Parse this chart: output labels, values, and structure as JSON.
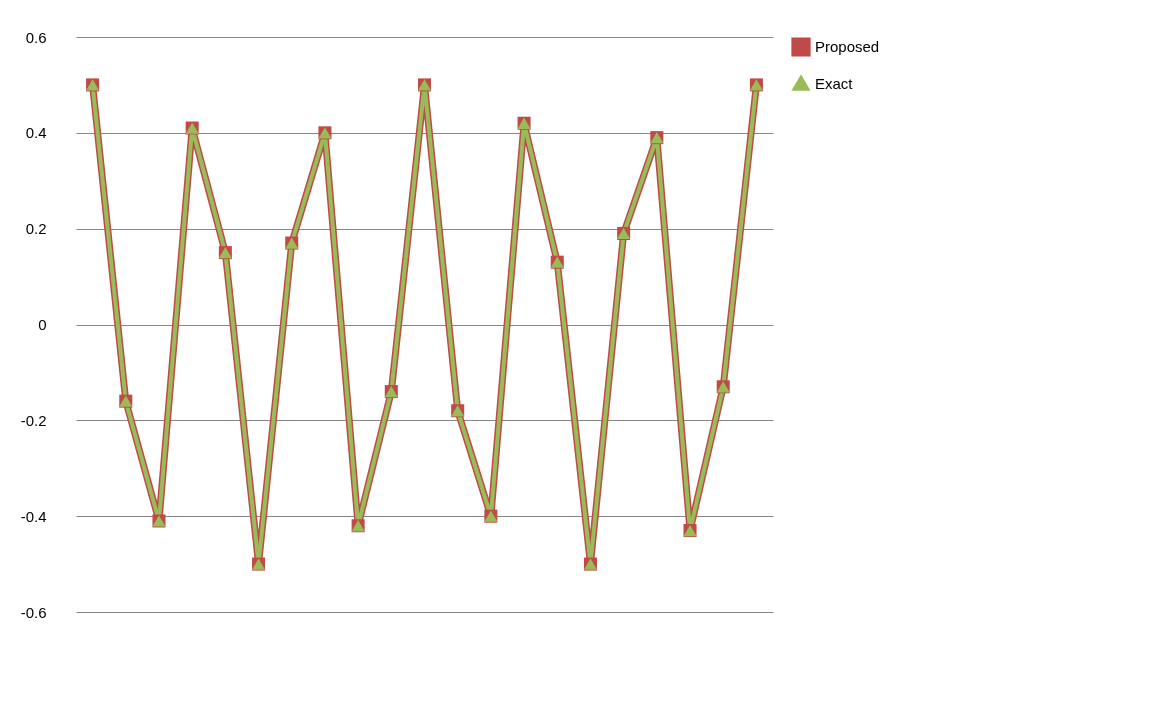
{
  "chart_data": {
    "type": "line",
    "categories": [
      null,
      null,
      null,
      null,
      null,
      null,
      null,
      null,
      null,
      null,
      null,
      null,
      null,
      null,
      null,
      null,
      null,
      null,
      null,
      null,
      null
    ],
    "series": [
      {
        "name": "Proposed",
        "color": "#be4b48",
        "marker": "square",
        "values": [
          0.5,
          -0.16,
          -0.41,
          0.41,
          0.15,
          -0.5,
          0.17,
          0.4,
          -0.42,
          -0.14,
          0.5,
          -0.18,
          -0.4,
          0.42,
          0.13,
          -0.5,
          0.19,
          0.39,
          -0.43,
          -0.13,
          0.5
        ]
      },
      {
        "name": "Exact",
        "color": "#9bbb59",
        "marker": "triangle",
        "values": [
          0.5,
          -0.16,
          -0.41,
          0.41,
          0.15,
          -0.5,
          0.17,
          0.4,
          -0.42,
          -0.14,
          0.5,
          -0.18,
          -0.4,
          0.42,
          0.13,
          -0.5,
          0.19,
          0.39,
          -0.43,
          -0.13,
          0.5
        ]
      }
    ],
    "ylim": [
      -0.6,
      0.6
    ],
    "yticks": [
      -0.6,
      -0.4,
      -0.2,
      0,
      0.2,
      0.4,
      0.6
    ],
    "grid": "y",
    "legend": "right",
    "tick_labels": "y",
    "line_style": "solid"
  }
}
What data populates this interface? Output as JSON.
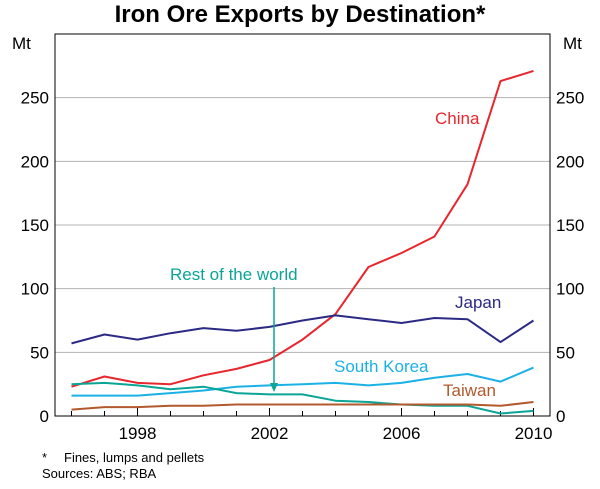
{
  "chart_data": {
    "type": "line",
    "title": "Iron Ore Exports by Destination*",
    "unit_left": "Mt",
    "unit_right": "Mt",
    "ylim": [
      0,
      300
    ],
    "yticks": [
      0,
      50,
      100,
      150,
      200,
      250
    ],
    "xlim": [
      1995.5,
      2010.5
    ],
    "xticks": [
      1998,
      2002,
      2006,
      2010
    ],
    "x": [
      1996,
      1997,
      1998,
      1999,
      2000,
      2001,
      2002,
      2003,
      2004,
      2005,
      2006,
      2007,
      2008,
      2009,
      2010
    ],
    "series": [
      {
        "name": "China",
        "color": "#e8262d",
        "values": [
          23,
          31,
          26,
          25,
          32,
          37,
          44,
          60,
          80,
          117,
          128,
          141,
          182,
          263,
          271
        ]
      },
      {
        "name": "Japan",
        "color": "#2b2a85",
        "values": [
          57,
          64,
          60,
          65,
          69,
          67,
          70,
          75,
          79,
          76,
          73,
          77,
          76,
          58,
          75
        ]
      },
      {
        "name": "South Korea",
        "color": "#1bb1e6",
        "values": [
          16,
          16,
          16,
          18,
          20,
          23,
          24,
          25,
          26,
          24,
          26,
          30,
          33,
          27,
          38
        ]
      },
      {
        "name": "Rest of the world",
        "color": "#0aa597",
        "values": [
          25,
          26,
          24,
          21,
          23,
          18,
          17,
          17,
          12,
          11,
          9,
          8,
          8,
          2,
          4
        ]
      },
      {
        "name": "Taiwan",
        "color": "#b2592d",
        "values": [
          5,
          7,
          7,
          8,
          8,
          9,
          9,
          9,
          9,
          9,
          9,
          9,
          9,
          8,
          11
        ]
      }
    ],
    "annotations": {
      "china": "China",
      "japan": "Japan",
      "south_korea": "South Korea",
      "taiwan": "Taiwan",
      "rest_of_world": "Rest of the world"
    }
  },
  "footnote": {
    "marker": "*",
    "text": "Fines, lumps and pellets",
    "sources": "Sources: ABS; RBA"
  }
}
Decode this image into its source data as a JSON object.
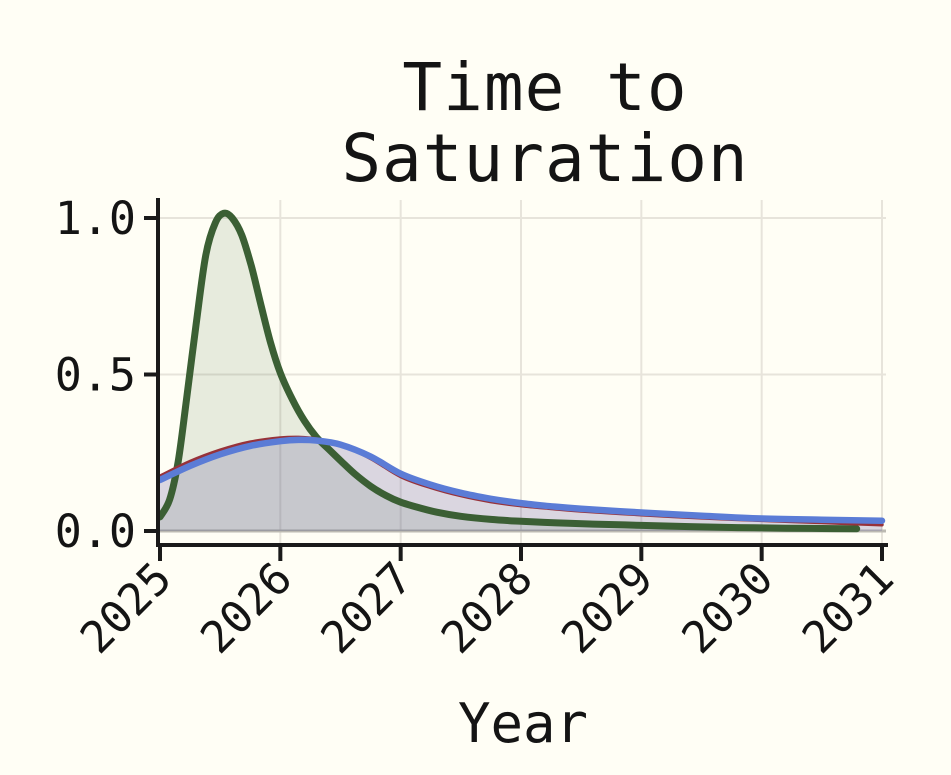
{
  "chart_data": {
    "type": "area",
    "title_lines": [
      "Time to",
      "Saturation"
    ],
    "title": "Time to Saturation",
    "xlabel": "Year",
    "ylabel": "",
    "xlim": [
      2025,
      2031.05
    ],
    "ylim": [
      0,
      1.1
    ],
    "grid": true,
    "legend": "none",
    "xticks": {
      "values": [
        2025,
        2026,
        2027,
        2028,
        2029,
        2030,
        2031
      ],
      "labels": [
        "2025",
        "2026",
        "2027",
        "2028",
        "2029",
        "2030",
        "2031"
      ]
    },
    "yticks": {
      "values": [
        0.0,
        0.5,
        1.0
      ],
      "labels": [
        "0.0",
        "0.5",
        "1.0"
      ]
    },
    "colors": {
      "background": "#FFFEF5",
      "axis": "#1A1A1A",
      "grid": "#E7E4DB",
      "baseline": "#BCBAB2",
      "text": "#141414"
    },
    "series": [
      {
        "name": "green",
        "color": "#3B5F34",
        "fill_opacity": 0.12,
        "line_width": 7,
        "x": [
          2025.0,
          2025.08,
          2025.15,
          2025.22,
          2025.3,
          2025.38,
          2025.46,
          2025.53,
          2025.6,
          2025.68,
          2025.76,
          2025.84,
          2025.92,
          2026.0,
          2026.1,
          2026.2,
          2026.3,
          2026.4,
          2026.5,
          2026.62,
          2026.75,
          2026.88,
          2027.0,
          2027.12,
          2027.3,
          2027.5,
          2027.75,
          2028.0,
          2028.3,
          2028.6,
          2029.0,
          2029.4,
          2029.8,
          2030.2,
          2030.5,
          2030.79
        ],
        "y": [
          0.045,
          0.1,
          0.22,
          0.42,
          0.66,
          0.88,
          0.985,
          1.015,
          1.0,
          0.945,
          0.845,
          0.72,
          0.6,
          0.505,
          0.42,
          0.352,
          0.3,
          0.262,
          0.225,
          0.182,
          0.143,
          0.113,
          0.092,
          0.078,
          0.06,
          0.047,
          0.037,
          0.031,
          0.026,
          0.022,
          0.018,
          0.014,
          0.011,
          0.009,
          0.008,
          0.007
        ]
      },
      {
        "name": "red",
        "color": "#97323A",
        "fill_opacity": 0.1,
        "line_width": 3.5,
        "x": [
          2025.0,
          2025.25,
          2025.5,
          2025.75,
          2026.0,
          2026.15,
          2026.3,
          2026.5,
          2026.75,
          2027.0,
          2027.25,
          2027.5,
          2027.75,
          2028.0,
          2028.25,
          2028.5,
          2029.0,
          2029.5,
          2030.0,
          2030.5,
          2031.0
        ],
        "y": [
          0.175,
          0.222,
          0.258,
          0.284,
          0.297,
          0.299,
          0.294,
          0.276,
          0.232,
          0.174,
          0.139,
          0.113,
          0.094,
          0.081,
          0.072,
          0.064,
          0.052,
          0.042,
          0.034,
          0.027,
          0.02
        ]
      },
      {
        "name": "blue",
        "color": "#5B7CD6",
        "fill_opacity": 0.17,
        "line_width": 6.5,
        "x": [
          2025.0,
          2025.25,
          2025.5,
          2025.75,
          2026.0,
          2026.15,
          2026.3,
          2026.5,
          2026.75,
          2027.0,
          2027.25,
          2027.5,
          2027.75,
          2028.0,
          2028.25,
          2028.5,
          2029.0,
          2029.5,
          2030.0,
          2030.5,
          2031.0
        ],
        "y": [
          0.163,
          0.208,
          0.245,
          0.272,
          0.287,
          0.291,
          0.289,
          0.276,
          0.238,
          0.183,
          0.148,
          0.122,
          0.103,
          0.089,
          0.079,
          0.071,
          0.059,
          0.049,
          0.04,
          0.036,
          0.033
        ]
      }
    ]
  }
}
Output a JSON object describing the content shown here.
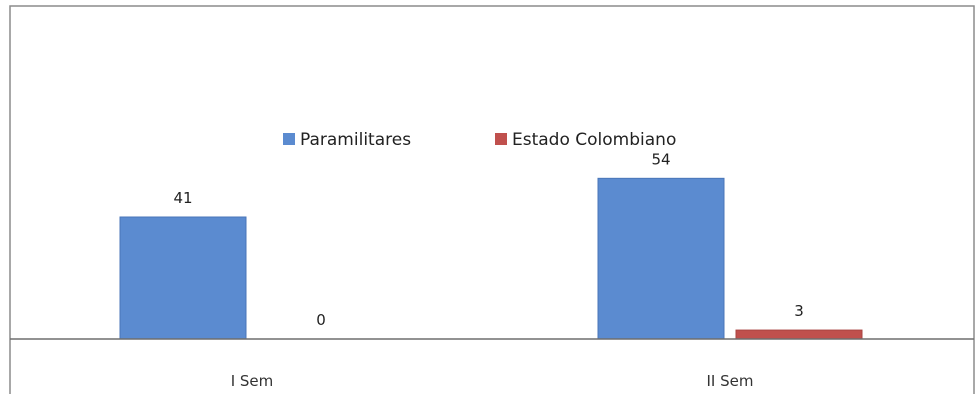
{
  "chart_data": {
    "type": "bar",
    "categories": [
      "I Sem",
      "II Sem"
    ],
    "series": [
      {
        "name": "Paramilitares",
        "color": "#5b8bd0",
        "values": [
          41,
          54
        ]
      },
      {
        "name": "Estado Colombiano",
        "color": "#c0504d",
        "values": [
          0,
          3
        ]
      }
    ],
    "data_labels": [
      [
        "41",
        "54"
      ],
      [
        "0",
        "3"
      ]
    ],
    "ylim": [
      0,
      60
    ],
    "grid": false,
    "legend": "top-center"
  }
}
---+---
▸ Required work:
Search the preceding listing for "Saturation" and extract every line where it is found.

▸ Solution to this problem:
      "Saturation"
    "title": "Time to Saturation",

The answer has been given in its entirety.